Begin

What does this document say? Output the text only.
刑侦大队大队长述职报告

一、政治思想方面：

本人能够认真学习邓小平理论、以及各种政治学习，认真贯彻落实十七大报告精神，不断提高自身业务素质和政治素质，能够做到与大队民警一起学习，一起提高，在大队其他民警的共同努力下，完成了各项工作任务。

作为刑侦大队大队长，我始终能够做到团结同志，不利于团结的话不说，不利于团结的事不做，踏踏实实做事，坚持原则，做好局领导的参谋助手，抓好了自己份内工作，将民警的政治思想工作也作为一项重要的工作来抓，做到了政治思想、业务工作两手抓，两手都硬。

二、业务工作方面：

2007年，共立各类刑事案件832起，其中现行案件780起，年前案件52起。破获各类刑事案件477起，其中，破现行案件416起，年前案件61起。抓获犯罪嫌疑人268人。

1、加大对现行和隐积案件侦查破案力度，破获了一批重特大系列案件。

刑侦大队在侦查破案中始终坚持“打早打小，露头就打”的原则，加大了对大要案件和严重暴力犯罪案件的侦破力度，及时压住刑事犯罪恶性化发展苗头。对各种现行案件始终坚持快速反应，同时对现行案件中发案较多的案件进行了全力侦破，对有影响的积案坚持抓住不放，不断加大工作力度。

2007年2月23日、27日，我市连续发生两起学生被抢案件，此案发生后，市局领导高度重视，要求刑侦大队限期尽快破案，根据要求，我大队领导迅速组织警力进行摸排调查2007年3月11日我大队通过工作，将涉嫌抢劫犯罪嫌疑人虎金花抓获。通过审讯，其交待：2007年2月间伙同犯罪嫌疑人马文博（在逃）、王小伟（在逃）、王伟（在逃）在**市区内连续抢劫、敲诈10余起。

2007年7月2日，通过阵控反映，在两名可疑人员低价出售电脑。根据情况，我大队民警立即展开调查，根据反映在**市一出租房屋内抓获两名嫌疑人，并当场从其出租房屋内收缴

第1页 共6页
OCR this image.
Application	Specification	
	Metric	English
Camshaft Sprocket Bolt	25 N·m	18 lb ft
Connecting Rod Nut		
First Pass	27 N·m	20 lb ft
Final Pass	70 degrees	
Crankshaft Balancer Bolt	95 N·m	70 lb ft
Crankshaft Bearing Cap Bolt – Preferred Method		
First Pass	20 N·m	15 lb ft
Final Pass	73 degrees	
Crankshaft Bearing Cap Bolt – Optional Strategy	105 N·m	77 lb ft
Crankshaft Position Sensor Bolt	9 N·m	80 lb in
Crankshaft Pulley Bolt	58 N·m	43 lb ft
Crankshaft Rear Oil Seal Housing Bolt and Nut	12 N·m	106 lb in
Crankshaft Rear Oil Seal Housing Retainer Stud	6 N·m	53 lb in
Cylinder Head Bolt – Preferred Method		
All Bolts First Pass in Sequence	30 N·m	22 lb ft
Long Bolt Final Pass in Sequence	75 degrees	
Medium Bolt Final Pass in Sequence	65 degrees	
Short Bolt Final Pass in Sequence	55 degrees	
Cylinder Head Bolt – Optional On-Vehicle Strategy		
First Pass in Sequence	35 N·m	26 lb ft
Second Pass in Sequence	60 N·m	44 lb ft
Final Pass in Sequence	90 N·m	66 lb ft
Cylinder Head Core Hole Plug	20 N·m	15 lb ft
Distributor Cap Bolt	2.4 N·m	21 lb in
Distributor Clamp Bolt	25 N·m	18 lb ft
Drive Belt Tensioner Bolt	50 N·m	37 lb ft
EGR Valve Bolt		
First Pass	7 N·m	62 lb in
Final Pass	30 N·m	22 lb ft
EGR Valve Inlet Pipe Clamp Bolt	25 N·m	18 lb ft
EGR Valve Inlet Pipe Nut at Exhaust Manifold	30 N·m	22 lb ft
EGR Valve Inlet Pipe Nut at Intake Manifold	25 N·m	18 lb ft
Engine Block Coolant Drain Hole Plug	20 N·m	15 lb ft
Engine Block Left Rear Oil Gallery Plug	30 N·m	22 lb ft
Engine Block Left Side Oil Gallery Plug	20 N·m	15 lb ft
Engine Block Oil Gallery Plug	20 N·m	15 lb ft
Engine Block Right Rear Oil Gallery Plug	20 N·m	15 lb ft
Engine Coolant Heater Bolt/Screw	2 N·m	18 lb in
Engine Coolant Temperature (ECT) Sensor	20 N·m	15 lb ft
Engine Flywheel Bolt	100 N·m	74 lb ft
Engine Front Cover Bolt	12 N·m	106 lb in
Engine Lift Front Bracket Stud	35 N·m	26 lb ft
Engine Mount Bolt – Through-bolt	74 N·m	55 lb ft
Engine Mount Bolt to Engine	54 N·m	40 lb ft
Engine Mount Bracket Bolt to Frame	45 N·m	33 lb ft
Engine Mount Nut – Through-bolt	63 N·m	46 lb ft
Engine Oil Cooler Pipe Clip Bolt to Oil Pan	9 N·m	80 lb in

End

Quote every line of the data, word for word.

What does this document say? Output the text only.
刑侦大队大队长述职报告

一、政治思想方面：

本人能够认真学习邓小平理论、以及各种政治学习，认真贯彻落实十七大报告精神，不断提高自身业务素质和政治素质，能够做到与大队民警一起学习，一起提高，在大队其他民警的共同努力下，完成了各项工作任务。

作为刑侦大队大队长，我始终能够做到团结同志，不利于团结的话不说，不利于团结的事不做，踏踏实实做事，坚持原则，做好局领导的参谋助手，抓好了自己份内工作，将民警的政治思想工作也作为一项重要的工作来抓，做到了政治思想、业务工作两手抓，两手都硬。

二、业务工作方面：

2007年，共立各类刑事案件832起，其中现行案件780起，年前案件52起。破获各类刑事案件477起，其中，破现行案件416起，年前案件61起。抓获犯罪嫌疑人268人。

1、加大对现行和隐积案件侦查破案力度，破获了一批重特大系列案件。

刑侦大队在侦查破案中始终坚持“打早打小，露头就打”的原则，加大了对大要案件和严重暴力犯罪案件的侦破力度，及时压住刑事犯罪恶性化发展苗头。对各种现行案件始终坚持快速反应，同时对现行案件中发案较多的案件进行了全力侦破，对有影响的积案坚持抓住不放，不断加大工作力度。

2007年2月23日、27日，我市连续发生两起学生被抢案件，此案发生后，市局领导高度重视，要求刑侦大队限期尽快破案，根据要求，我大队领导迅速组织警力进行摸排调查2007年3月11日我大队通过工作，将涉嫌抢劫犯罪嫌疑人虎金花抓获。通过审讯，其交待：2007年2月间伙同犯罪嫌疑人马文博（在逃）、王小伟（在逃）、王伟（在逃）在**市区内连续抢劫、敲诈10余起。

2007年7月2日，通过阵控反映，在两名可疑人员低价出售电脑。根据情况，我大队民警立即展开调查，根据反映在**市一出租房屋内抓获两名嫌疑人，并当场从其出租房屋内收缴

第1页 共6页
OCR this image.
Application	Specification	
	Metric	English
Camshaft Sprocket Bolt	25 N·m	18 lb ft
Connecting Rod Nut		
First Pass	27 N·m	20 lb ft
Final Pass	70 degrees	
Crankshaft Balancer Bolt	95 N·m	70 lb ft
Crankshaft Bearing Cap Bolt – Preferred Method		
First Pass	20 N·m	15 lb ft
Final Pass	73 degrees	
Crankshaft Bearing Cap Bolt – Optional Strategy	105 N·m	77 lb ft
Crankshaft Position Sensor Bolt	9 N·m	80 lb in
Crankshaft Pulley Bolt	58 N·m	43 lb ft
Crankshaft Rear Oil Seal Housing Bolt and Nut	12 N·m	106 lb in
Crankshaft Rear Oil Seal Housing Retainer Stud	6 N·m	53 lb in
Cylinder Head Bolt – Preferred Method		
All Bolts First Pass in Sequence	30 N·m	22 lb ft
Long Bolt Final Pass in Sequence	75 degrees	
Medium Bolt Final Pass in Sequence	65 degrees	
Short Bolt Final Pass in Sequence	55 degrees	
Cylinder Head Bolt – Optional On-Vehicle Strategy		
First Pass in Sequence	35 N·m	26 lb ft
Second Pass in Sequence	60 N·m	44 lb ft
Final Pass in Sequence	90 N·m	66 lb ft
Cylinder Head Core Hole Plug	20 N·m	15 lb ft
Distributor Cap Bolt	2.4 N·m	21 lb in
Distributor Clamp Bolt	25 N·m	18 lb ft
Drive Belt Tensioner Bolt	50 N·m	37 lb ft
EGR Valve Bolt		
First Pass	7 N·m	62 lb in
Final Pass	30 N·m	22 lb ft
EGR Valve Inlet Pipe Clamp Bolt	25 N·m	18 lb ft
EGR Valve Inlet Pipe Nut at Exhaust Manifold	30 N·m	22 lb ft
EGR Valve Inlet Pipe Nut at Intake Manifold	25 N·m	18 lb ft
Engine Block Coolant Drain Hole Plug	20 N·m	15 lb ft
Engine Block Left Rear Oil Gallery Plug	30 N·m	22 lb ft
Engine Block Left Side Oil Gallery Plug	20 N·m	15 lb ft
Engine Block Oil Gallery Plug	20 N·m	15 lb ft
Engine Block Right Rear Oil Gallery Plug	20 N·m	15 lb ft
Engine Coolant Heater Bolt/Screw	2 N·m	18 lb in
Engine Coolant Temperature (ECT) Sensor	20 N·m	15 lb ft
Engine Flywheel Bolt	100 N·m	74 lb ft
Engine Front Cover Bolt	12 N·m	106 lb in
Engine Lift Front Bracket Stud	35 N·m	26 lb ft
Engine Mount Bolt – Through-bolt	74 N·m	55 lb ft
Engine Mount Bolt to Engine	54 N·m	40 lb ft
Engine Mount Bracket Bolt to Frame	45 N·m	33 lb ft
Engine Mount Nut – Through-bolt	63 N·m	46 lb ft
Engine Oil Cooler Pipe Clip Bolt to Oil Pan	9 N·m	80 lb in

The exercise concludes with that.